## AIM OF THE TASK
Filter the material below and copy each line that contains the string "pull". Case matters.
## begin GIVEN RECORDS
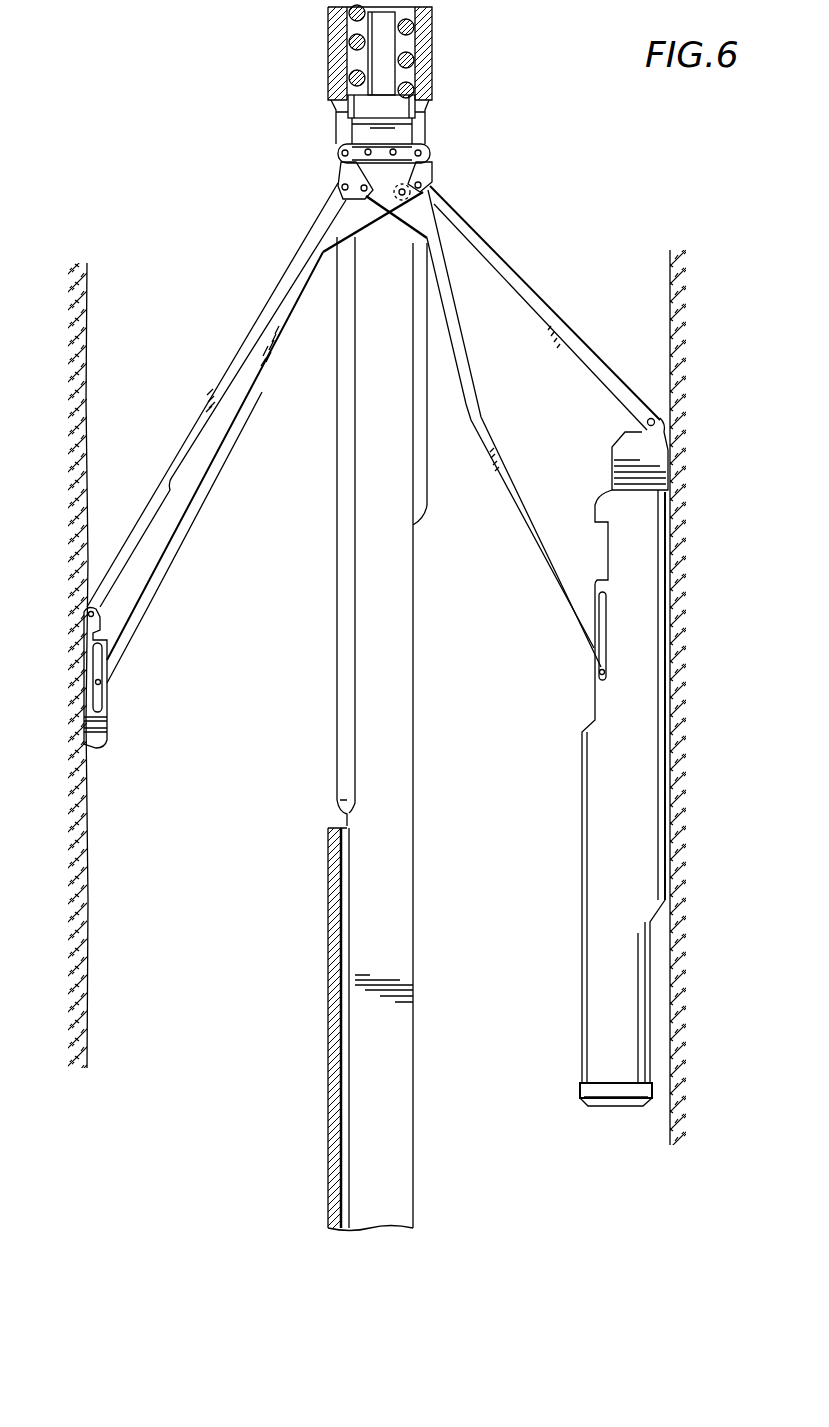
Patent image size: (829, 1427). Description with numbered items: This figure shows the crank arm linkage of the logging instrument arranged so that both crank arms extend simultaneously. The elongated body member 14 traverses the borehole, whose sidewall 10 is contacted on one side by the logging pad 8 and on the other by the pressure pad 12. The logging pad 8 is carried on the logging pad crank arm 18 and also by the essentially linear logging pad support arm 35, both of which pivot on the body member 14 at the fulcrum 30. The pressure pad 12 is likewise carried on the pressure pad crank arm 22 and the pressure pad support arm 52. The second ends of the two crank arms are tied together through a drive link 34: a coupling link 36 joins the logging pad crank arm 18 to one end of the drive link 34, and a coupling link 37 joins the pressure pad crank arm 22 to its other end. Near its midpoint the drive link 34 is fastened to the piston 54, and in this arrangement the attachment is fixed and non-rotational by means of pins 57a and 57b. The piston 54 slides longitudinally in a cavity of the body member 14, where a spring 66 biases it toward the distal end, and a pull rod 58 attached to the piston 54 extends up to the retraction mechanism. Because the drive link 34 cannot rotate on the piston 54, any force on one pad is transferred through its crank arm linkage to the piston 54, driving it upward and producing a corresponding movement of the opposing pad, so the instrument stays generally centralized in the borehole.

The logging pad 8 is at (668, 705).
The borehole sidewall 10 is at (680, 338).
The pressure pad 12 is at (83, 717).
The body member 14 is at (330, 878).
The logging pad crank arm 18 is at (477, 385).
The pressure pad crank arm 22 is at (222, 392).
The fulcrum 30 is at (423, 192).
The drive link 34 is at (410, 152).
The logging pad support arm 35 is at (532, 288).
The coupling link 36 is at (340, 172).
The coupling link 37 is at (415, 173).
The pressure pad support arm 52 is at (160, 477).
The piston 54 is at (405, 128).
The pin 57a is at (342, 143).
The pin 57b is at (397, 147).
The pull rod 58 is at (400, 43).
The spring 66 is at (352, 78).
## end GIVEN RECORDS
## begin GIVEN RECORDS
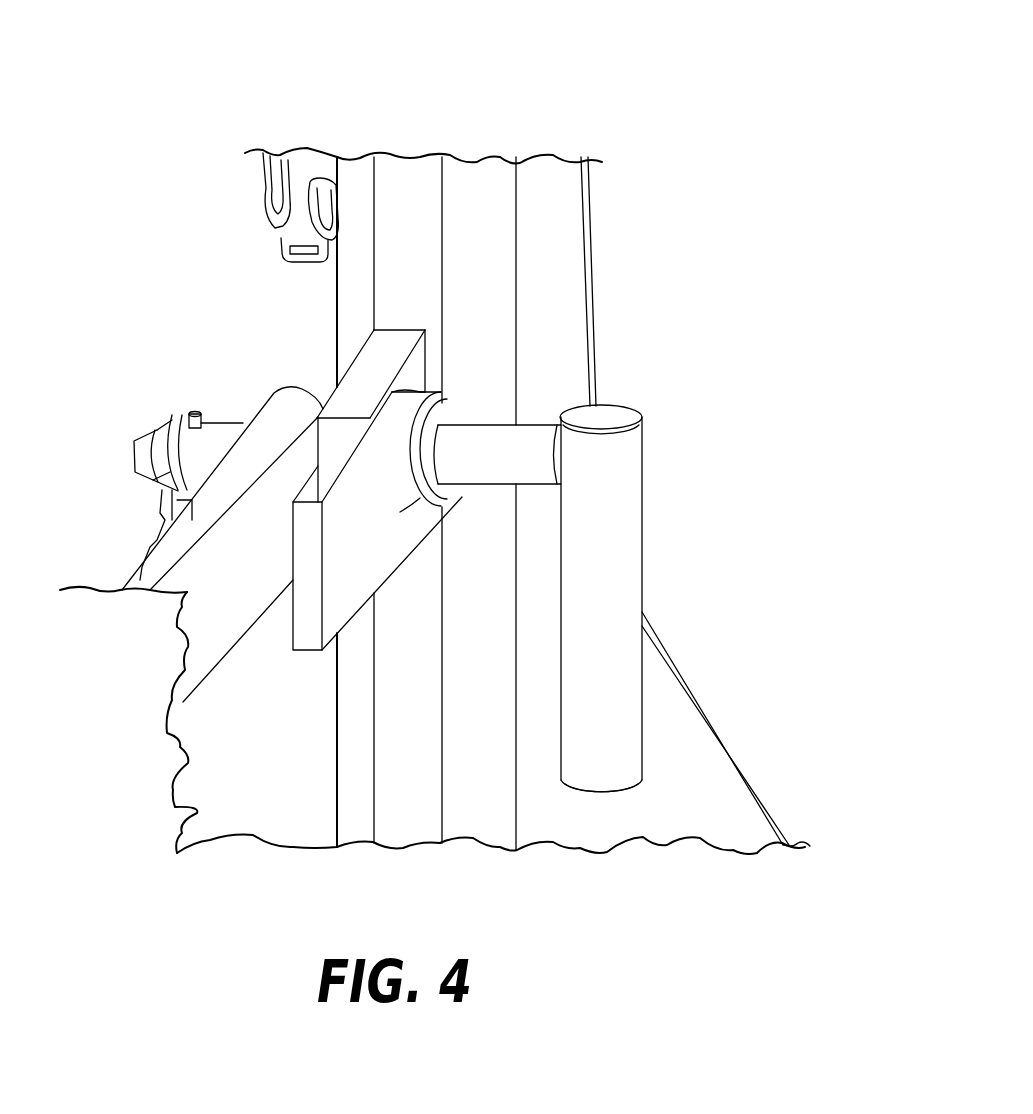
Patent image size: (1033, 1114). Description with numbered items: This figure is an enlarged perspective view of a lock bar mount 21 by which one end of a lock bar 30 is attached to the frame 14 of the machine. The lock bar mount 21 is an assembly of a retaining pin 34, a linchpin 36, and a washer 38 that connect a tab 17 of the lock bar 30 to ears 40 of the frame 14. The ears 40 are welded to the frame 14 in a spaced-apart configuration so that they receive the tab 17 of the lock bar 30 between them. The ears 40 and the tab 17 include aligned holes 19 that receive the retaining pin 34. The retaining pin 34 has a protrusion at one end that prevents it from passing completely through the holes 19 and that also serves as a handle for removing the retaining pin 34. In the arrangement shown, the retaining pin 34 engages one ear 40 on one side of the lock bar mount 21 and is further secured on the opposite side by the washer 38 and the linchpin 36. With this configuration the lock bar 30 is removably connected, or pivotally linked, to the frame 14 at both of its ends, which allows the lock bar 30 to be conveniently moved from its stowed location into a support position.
## end GIVEN RECORDS
## RESULT
Patent image size: (829, 1427). Description with numbered items: This figure shows the crank arm linkage of the logging instrument arranged so that both crank arms extend simultaneously. The elongated body member 14 traverses the borehole, whose sidewall 10 is contacted on one side by the logging pad 8 and on the other by the pressure pad 12. The logging pad 8 is carried on the logging pad crank arm 18 and also by the essentially linear logging pad support arm 35, both of which pivot on the body member 14 at the fulcrum 30. The pressure pad 12 is likewise carried on the pressure pad crank arm 22 and the pressure pad support arm 52. The second ends of the two crank arms are tied together through a drive link 34: a coupling link 36 joins the logging pad crank arm 18 to one end of the drive link 34, and a coupling link 37 joins the pressure pad crank arm 22 to its other end. Near its midpoint the drive link 34 is fastened to the piston 54, and in this arrangement the attachment is fixed and non-rotational by means of pins 57a and 57b. The piston 54 slides longitudinally in a cavity of the body member 14, where a spring 66 biases it toward the distal end, and a pull rod 58 attached to the piston 54 extends up to the retraction mechanism. Because the drive link 34 cannot rotate on the piston 54, any force on one pad is transferred through its crank arm linkage to the piston 54, driving it upward and producing a corresponding movement of the opposing pad, so the instrument stays generally centralized in the borehole.
The pull rod 58 is at (400, 43).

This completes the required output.